_PROMPT_:
Retype each record shown below, leaving every character as it is.

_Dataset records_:
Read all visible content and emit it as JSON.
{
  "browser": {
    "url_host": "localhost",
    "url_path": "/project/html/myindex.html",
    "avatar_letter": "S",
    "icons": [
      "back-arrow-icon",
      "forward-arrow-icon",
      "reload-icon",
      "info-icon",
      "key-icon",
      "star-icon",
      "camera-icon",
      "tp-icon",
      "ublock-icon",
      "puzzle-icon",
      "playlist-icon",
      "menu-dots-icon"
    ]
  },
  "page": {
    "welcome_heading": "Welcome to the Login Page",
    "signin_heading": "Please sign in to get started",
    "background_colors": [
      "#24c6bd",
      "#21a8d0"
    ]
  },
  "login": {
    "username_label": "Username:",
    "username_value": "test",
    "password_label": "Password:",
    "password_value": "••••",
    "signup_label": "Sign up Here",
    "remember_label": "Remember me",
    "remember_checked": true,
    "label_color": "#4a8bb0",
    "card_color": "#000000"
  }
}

_CORRECT ANSWER_:
Read all visible content and emit it as JSON.
{
  "browser": {
    "url_host": "localhost",
    "url_path": "/project/html/myindex.html",
    "avatar_letter": "S",
    "icons": [
      "back-arrow-icon",
      "forward-arrow-icon",
      "reload-icon",
      "info-icon",
      "key-icon",
      "star-icon",
      "camera-icon",
      "tp-icon",
      "ublock-icon",
      "puzzle-icon",
      "playlist-icon",
      "menu-dots-icon"
    ]
  },
  "page": {
    "welcome_heading": "Welcome to the Login Page",
    "signin_heading": "Please sign in to get started",
    "background_colors": [
      "#24c6bd",
      "#21a8d0"
    ]
  },
  "login": {
    "username_label": "Username:",
    "username_value": "test",
    "password_label": "Password:",
    "password_value": "••••",
    "signup_label": "Sign up Here",
    "remember_label": "Remember me",
    "remember_checked": true,
    "label_color": "#4a8bb0",
    "card_color": "#000000"
  }
}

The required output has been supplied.